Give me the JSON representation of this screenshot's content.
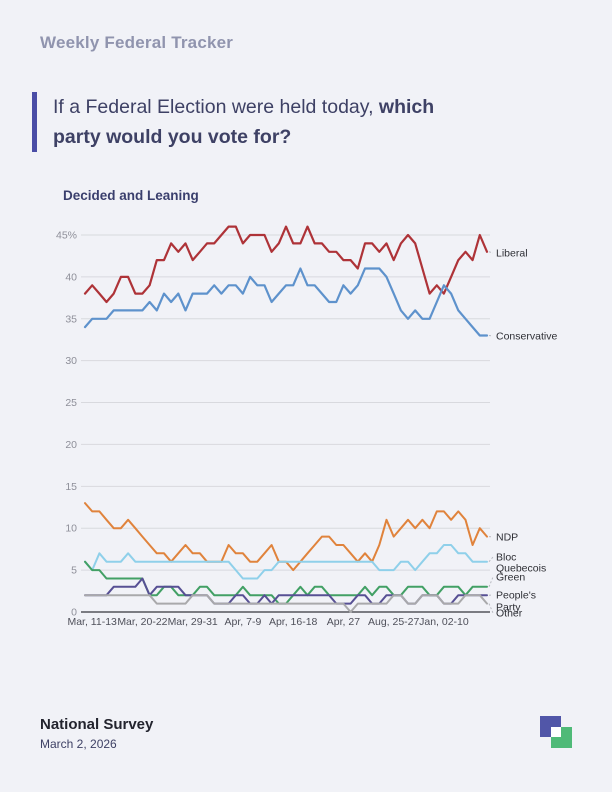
{
  "header": {
    "tracker_label": "Weekly Federal Tracker"
  },
  "headline": {
    "lead": "If a Federal Election were held today, ",
    "bold_line1": "which",
    "bold_line2": "party would you vote for?"
  },
  "section": {
    "label": "Decided and Leaning"
  },
  "footer": {
    "title": "National Survey",
    "date": "March 2, 2026"
  },
  "colors": {
    "background": "#f1f2f7",
    "accent_bar": "#4a4da6",
    "grid_line": "#d8d9de",
    "axis_line": "#35363c",
    "y_tick_text": "#8e8f99",
    "x_tick_text": "#4f505a",
    "series_label_text": "#2e2f35",
    "logo_purple": "#5156a8",
    "logo_green": "#4fba78"
  },
  "chart_data": {
    "type": "line",
    "title": "Decided and Leaning",
    "xlabel": "",
    "ylabel": "",
    "ylim": [
      0,
      47
    ],
    "grid": true,
    "legend_position": "right-of-line-end",
    "y_ticks": [
      {
        "v": 45,
        "label": "45%"
      },
      {
        "v": 40,
        "label": "40"
      },
      {
        "v": 35,
        "label": "35"
      },
      {
        "v": 30,
        "label": "30"
      },
      {
        "v": 25,
        "label": "25"
      },
      {
        "v": 20,
        "label": "20"
      },
      {
        "v": 15,
        "label": "15"
      },
      {
        "v": 10,
        "label": "10"
      },
      {
        "v": 5,
        "label": "5"
      },
      {
        "v": 0,
        "label": "0"
      }
    ],
    "x_tick_labels": [
      "Mar, 11-13",
      "Mar, 20-22",
      "Mar, 29-31",
      "Apr, 7-9",
      "Apr, 16-18",
      "Apr, 27",
      "Aug, 25-27",
      "Jan, 02-10"
    ],
    "x_tick_indices": [
      1,
      8,
      15,
      22,
      29,
      36,
      43,
      50
    ],
    "series": [
      {
        "name": "Liberal",
        "label_lines": [
          "Liberal"
        ],
        "color": "#ae3338",
        "values": [
          38,
          39,
          38,
          37,
          38,
          40,
          40,
          38,
          38,
          39,
          42,
          42,
          44,
          43,
          44,
          42,
          43,
          44,
          44,
          45,
          46,
          46,
          44,
          45,
          45,
          45,
          43,
          44,
          46,
          44,
          44,
          46,
          44,
          44,
          43,
          43,
          42,
          42,
          41,
          44,
          44,
          43,
          44,
          42,
          44,
          45,
          44,
          41,
          38,
          39,
          38,
          40,
          42,
          43,
          42,
          45,
          43
        ]
      },
      {
        "name": "Conservative",
        "label_lines": [
          "Conservative"
        ],
        "color": "#5e92cc",
        "values": [
          34,
          35,
          35,
          35,
          36,
          36,
          36,
          36,
          36,
          37,
          36,
          38,
          37,
          38,
          36,
          38,
          38,
          38,
          39,
          38,
          39,
          39,
          38,
          40,
          39,
          39,
          37,
          38,
          39,
          39,
          41,
          39,
          39,
          38,
          37,
          37,
          39,
          38,
          39,
          41,
          41,
          41,
          40,
          38,
          36,
          35,
          36,
          35,
          35,
          37,
          39,
          38,
          36,
          35,
          34,
          33,
          33
        ]
      },
      {
        "name": "NDP",
        "label_lines": [
          "NDP"
        ],
        "color": "#e0833c",
        "values": [
          13,
          12,
          12,
          11,
          10,
          10,
          11,
          10,
          9,
          8,
          7,
          7,
          6,
          7,
          8,
          7,
          7,
          6,
          6,
          6,
          8,
          7,
          7,
          6,
          6,
          7,
          8,
          6,
          6,
          5,
          6,
          7,
          8,
          9,
          9,
          8,
          8,
          7,
          6,
          7,
          6,
          8,
          11,
          9,
          10,
          11,
          10,
          11,
          10,
          12,
          12,
          11,
          12,
          11,
          8,
          10,
          9
        ]
      },
      {
        "name": "Bloc Quebecois",
        "label_lines": [
          "Bloc",
          "Quebecois"
        ],
        "color": "#8fd0ea",
        "values": [
          6,
          5,
          7,
          6,
          6,
          6,
          7,
          6,
          6,
          6,
          6,
          6,
          6,
          6,
          6,
          6,
          6,
          6,
          6,
          6,
          6,
          5,
          4,
          4,
          4,
          5,
          5,
          6,
          6,
          6,
          6,
          6,
          6,
          6,
          6,
          6,
          6,
          6,
          6,
          6,
          6,
          5,
          5,
          5,
          6,
          6,
          5,
          6,
          7,
          7,
          8,
          8,
          7,
          7,
          6,
          6,
          6
        ]
      },
      {
        "name": "Green",
        "label_lines": [
          "Green"
        ],
        "color": "#42a065",
        "values": [
          6,
          5,
          5,
          4,
          4,
          4,
          4,
          4,
          4,
          2,
          2,
          3,
          3,
          2,
          2,
          2,
          3,
          3,
          2,
          2,
          2,
          2,
          3,
          2,
          2,
          2,
          2,
          1,
          1,
          2,
          3,
          2,
          3,
          3,
          2,
          2,
          2,
          2,
          2,
          3,
          2,
          3,
          3,
          2,
          2,
          3,
          3,
          3,
          2,
          2,
          3,
          3,
          3,
          2,
          3,
          3,
          3
        ]
      },
      {
        "name": "People's Party",
        "label_lines": [
          "People's",
          "Party"
        ],
        "color": "#575094",
        "values": [
          2,
          2,
          2,
          2,
          3,
          3,
          3,
          3,
          4,
          2,
          3,
          3,
          3,
          3,
          2,
          2,
          2,
          2,
          1,
          1,
          1,
          2,
          2,
          1,
          1,
          2,
          1,
          2,
          2,
          2,
          2,
          2,
          2,
          2,
          2,
          1,
          1,
          1,
          2,
          2,
          1,
          1,
          2,
          2,
          2,
          1,
          1,
          2,
          2,
          2,
          1,
          1,
          2,
          2,
          2,
          2,
          2
        ]
      },
      {
        "name": "Other",
        "label_lines": [
          "Other"
        ],
        "color": "#a9a9ab",
        "values": [
          2,
          2,
          2,
          2,
          2,
          2,
          2,
          2,
          2,
          2,
          1,
          1,
          1,
          1,
          1,
          2,
          2,
          2,
          1,
          1,
          1,
          1,
          1,
          1,
          1,
          1,
          1,
          1,
          1,
          1,
          1,
          1,
          1,
          1,
          1,
          1,
          1,
          0,
          1,
          1,
          1,
          1,
          1,
          2,
          2,
          1,
          1,
          2,
          2,
          2,
          1,
          1,
          1,
          2,
          2,
          2,
          1
        ]
      }
    ]
  }
}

| Task objective |
Output every entry exactly as given; pictures are not part of the copy.

| Solution for this problem |
Give me the JSON representation of this screenshot's content.
{
  "header": {
    "tracker_label": "Weekly Federal Tracker"
  },
  "headline": {
    "lead": "If a Federal Election were held today, ",
    "bold_line1": "which",
    "bold_line2": "party would you vote for?"
  },
  "section": {
    "label": "Decided and Leaning"
  },
  "footer": {
    "title": "National Survey",
    "date": "March 2, 2026"
  },
  "colors": {
    "background": "#f1f2f7",
    "accent_bar": "#4a4da6",
    "grid_line": "#d8d9de",
    "axis_line": "#35363c",
    "y_tick_text": "#8e8f99",
    "x_tick_text": "#4f505a",
    "series_label_text": "#2e2f35",
    "logo_purple": "#5156a8",
    "logo_green": "#4fba78"
  },
  "chart_data": {
    "type": "line",
    "title": "Decided and Leaning",
    "xlabel": "",
    "ylabel": "",
    "ylim": [
      0,
      47
    ],
    "grid": true,
    "legend_position": "right-of-line-end",
    "y_ticks": [
      {
        "v": 45,
        "label": "45%"
      },
      {
        "v": 40,
        "label": "40"
      },
      {
        "v": 35,
        "label": "35"
      },
      {
        "v": 30,
        "label": "30"
      },
      {
        "v": 25,
        "label": "25"
      },
      {
        "v": 20,
        "label": "20"
      },
      {
        "v": 15,
        "label": "15"
      },
      {
        "v": 10,
        "label": "10"
      },
      {
        "v": 5,
        "label": "5"
      },
      {
        "v": 0,
        "label": "0"
      }
    ],
    "x_tick_labels": [
      "Mar, 11-13",
      "Mar, 20-22",
      "Mar, 29-31",
      "Apr, 7-9",
      "Apr, 16-18",
      "Apr, 27",
      "Aug, 25-27",
      "Jan, 02-10"
    ],
    "x_tick_indices": [
      1,
      8,
      15,
      22,
      29,
      36,
      43,
      50
    ],
    "series": [
      {
        "name": "Liberal",
        "label_lines": [
          "Liberal"
        ],
        "color": "#ae3338",
        "values": [
          38,
          39,
          38,
          37,
          38,
          40,
          40,
          38,
          38,
          39,
          42,
          42,
          44,
          43,
          44,
          42,
          43,
          44,
          44,
          45,
          46,
          46,
          44,
          45,
          45,
          45,
          43,
          44,
          46,
          44,
          44,
          46,
          44,
          44,
          43,
          43,
          42,
          42,
          41,
          44,
          44,
          43,
          44,
          42,
          44,
          45,
          44,
          41,
          38,
          39,
          38,
          40,
          42,
          43,
          42,
          45,
          43
        ]
      },
      {
        "name": "Conservative",
        "label_lines": [
          "Conservative"
        ],
        "color": "#5e92cc",
        "values": [
          34,
          35,
          35,
          35,
          36,
          36,
          36,
          36,
          36,
          37,
          36,
          38,
          37,
          38,
          36,
          38,
          38,
          38,
          39,
          38,
          39,
          39,
          38,
          40,
          39,
          39,
          37,
          38,
          39,
          39,
          41,
          39,
          39,
          38,
          37,
          37,
          39,
          38,
          39,
          41,
          41,
          41,
          40,
          38,
          36,
          35,
          36,
          35,
          35,
          37,
          39,
          38,
          36,
          35,
          34,
          33,
          33
        ]
      },
      {
        "name": "NDP",
        "label_lines": [
          "NDP"
        ],
        "color": "#e0833c",
        "values": [
          13,
          12,
          12,
          11,
          10,
          10,
          11,
          10,
          9,
          8,
          7,
          7,
          6,
          7,
          8,
          7,
          7,
          6,
          6,
          6,
          8,
          7,
          7,
          6,
          6,
          7,
          8,
          6,
          6,
          5,
          6,
          7,
          8,
          9,
          9,
          8,
          8,
          7,
          6,
          7,
          6,
          8,
          11,
          9,
          10,
          11,
          10,
          11,
          10,
          12,
          12,
          11,
          12,
          11,
          8,
          10,
          9
        ]
      },
      {
        "name": "Bloc Quebecois",
        "label_lines": [
          "Bloc",
          "Quebecois"
        ],
        "color": "#8fd0ea",
        "values": [
          6,
          5,
          7,
          6,
          6,
          6,
          7,
          6,
          6,
          6,
          6,
          6,
          6,
          6,
          6,
          6,
          6,
          6,
          6,
          6,
          6,
          5,
          4,
          4,
          4,
          5,
          5,
          6,
          6,
          6,
          6,
          6,
          6,
          6,
          6,
          6,
          6,
          6,
          6,
          6,
          6,
          5,
          5,
          5,
          6,
          6,
          5,
          6,
          7,
          7,
          8,
          8,
          7,
          7,
          6,
          6,
          6
        ]
      },
      {
        "name": "Green",
        "label_lines": [
          "Green"
        ],
        "color": "#42a065",
        "values": [
          6,
          5,
          5,
          4,
          4,
          4,
          4,
          4,
          4,
          2,
          2,
          3,
          3,
          2,
          2,
          2,
          3,
          3,
          2,
          2,
          2,
          2,
          3,
          2,
          2,
          2,
          2,
          1,
          1,
          2,
          3,
          2,
          3,
          3,
          2,
          2,
          2,
          2,
          2,
          3,
          2,
          3,
          3,
          2,
          2,
          3,
          3,
          3,
          2,
          2,
          3,
          3,
          3,
          2,
          3,
          3,
          3
        ]
      },
      {
        "name": "People's Party",
        "label_lines": [
          "People's",
          "Party"
        ],
        "color": "#575094",
        "values": [
          2,
          2,
          2,
          2,
          3,
          3,
          3,
          3,
          4,
          2,
          3,
          3,
          3,
          3,
          2,
          2,
          2,
          2,
          1,
          1,
          1,
          2,
          2,
          1,
          1,
          2,
          1,
          2,
          2,
          2,
          2,
          2,
          2,
          2,
          2,
          1,
          1,
          1,
          2,
          2,
          1,
          1,
          2,
          2,
          2,
          1,
          1,
          2,
          2,
          2,
          1,
          1,
          2,
          2,
          2,
          2,
          2
        ]
      },
      {
        "name": "Other",
        "label_lines": [
          "Other"
        ],
        "color": "#a9a9ab",
        "values": [
          2,
          2,
          2,
          2,
          2,
          2,
          2,
          2,
          2,
          2,
          1,
          1,
          1,
          1,
          1,
          2,
          2,
          2,
          1,
          1,
          1,
          1,
          1,
          1,
          1,
          1,
          1,
          1,
          1,
          1,
          1,
          1,
          1,
          1,
          1,
          1,
          1,
          0,
          1,
          1,
          1,
          1,
          1,
          2,
          2,
          1,
          1,
          2,
          2,
          2,
          1,
          1,
          1,
          2,
          2,
          2,
          1
        ]
      }
    ]
  }
}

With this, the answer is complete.